§ Given instruction: All the records that follow need to be reproduced exactly. Omit the images.

§ Provided records:
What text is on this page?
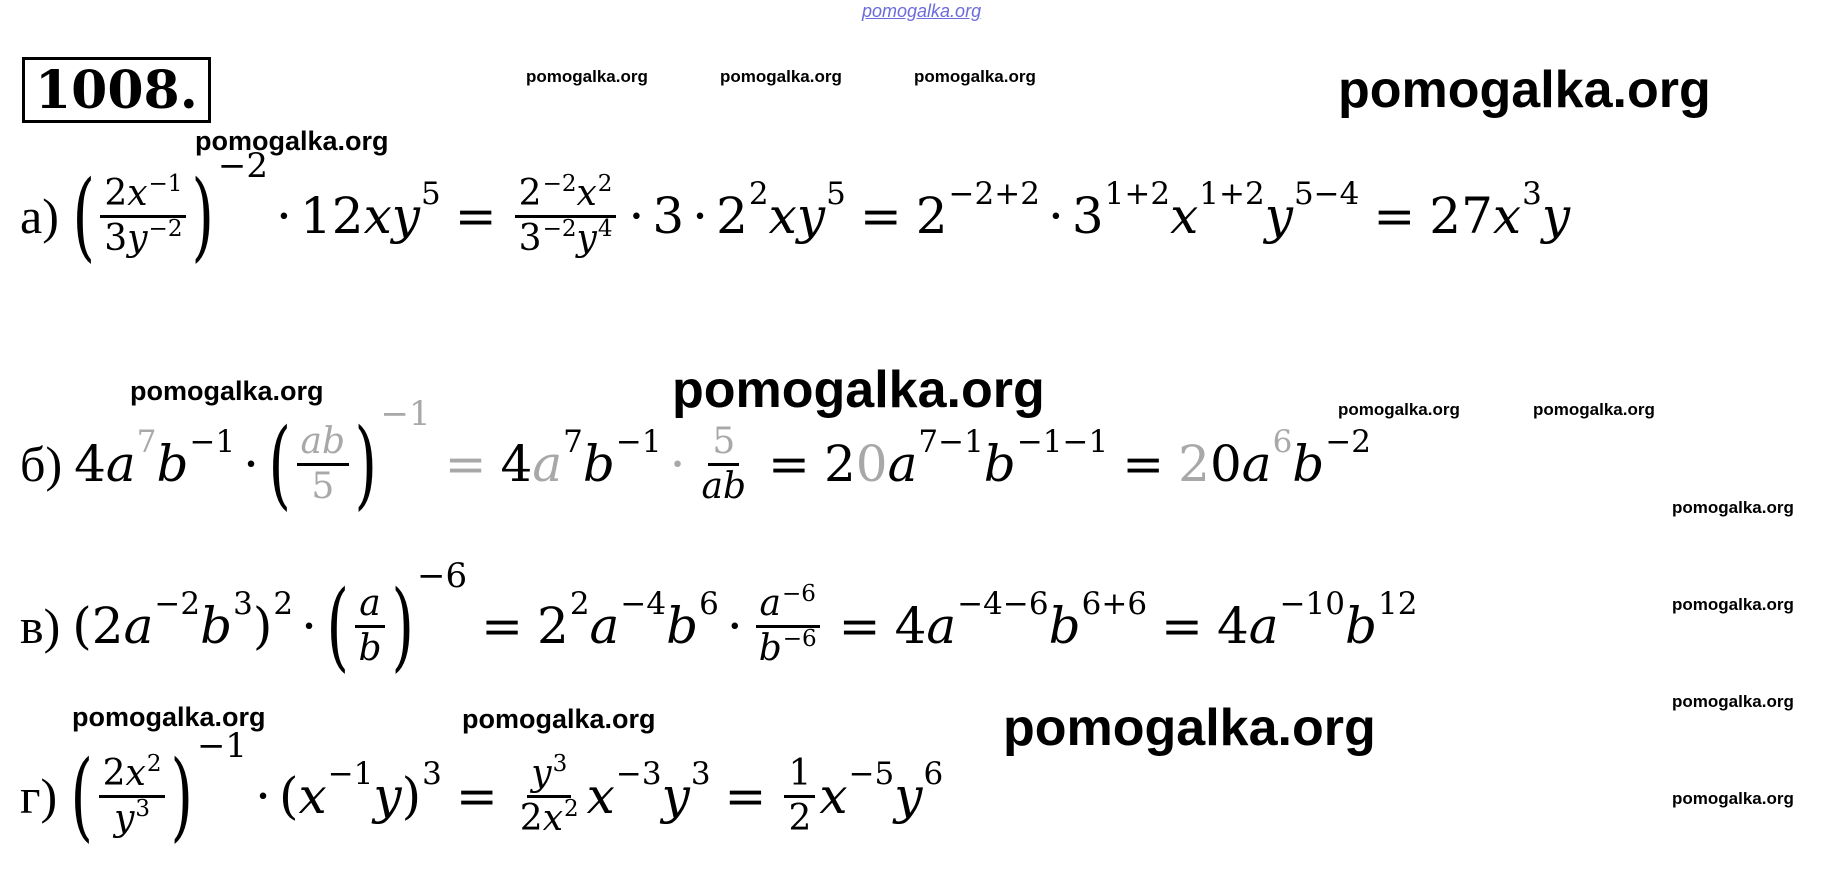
pomogalka.org
pomogalka.org	pomogalka.org	pomogalka.org	pomogalka.org
pomogalka.org
pomogalka.org	pomogalka.org	pomogalka.org	pomogalka.org
pomogalka.org
pomogalka.org
pomogalka.org
pomogalka.org	pomogalka.org	pomogalka.org
pomogalka.org
1008.
а) ( $\frac{2x^{-1}}{3y^{-2}}$ ) −2
· 12 xy $5 = \frac{2^{-2}x^2}{3^{-2}y^4} \cdot 3 \cdot 2$ 2 xy 5 = 2 −2+2 · 3 1+2 x 1+2 y 5−4 = 27 x 3 y
б) 4 a 7 b −1 · ( $\frac{ab}{5}$ ) −1
= 4 a 7 $b -1 \cdot \frac{5}{ab} = 2$ 0 a 7−1 b −1−1 = 2 0 a 6 b −2
в) ( 2 a −2 b 3 ) 2 · ( $\frac{a}{b}$ ) −6
= 2 2 a −4 b $6 \cdot \frac{a^{-6}}{b^{-6}} = 4$ a −4−6 b 6+6 = 4 a −10 b 12
г) ( $\frac{2x^2}{y^3}$ ) −1
· ( x −1 y ) $3 = \frac{y^3}{2x^2}$ x −3 y $3 = \frac{1}{2}$ x −5 y 6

§ The response:
What text is on this page?
pomogalka.org
pomogalka.org	pomogalka.org	pomogalka.org	pomogalka.org
pomogalka.org
pomogalka.org	pomogalka.org	pomogalka.org	pomogalka.org
pomogalka.org
pomogalka.org
pomogalka.org
pomogalka.org	pomogalka.org	pomogalka.org
pomogalka.org
1008.
а) ( $\frac{2x^{-1}}{3y^{-2}}$ ) −2
· 12 xy $5 = \frac{2^{-2}x^2}{3^{-2}y^4} \cdot 3 \cdot 2$ 2 xy 5 = 2 −2+2 · 3 1+2 x 1+2 y 5−4 = 27 x 3 y
б) 4 a 7 b −1 · ( $\frac{ab}{5}$ ) −1
= 4 a 7 $b -1 \cdot \frac{5}{ab} = 2$ 0 a 7−1 b −1−1 = 2 0 a 6 b −2
в) ( 2 a −2 b 3 ) 2 · ( $\frac{a}{b}$ ) −6
= 2 2 a −4 b $6 \cdot \frac{a^{-6}}{b^{-6}} = 4$ a −4−6 b 6+6 = 4 a −10 b 12
г) ( $\frac{2x^2}{y^3}$ ) −1
· ( x −1 y ) $3 = \frac{y^3}{2x^2}$ x −3 y $3 = \frac{1}{2}$ x −5 y 6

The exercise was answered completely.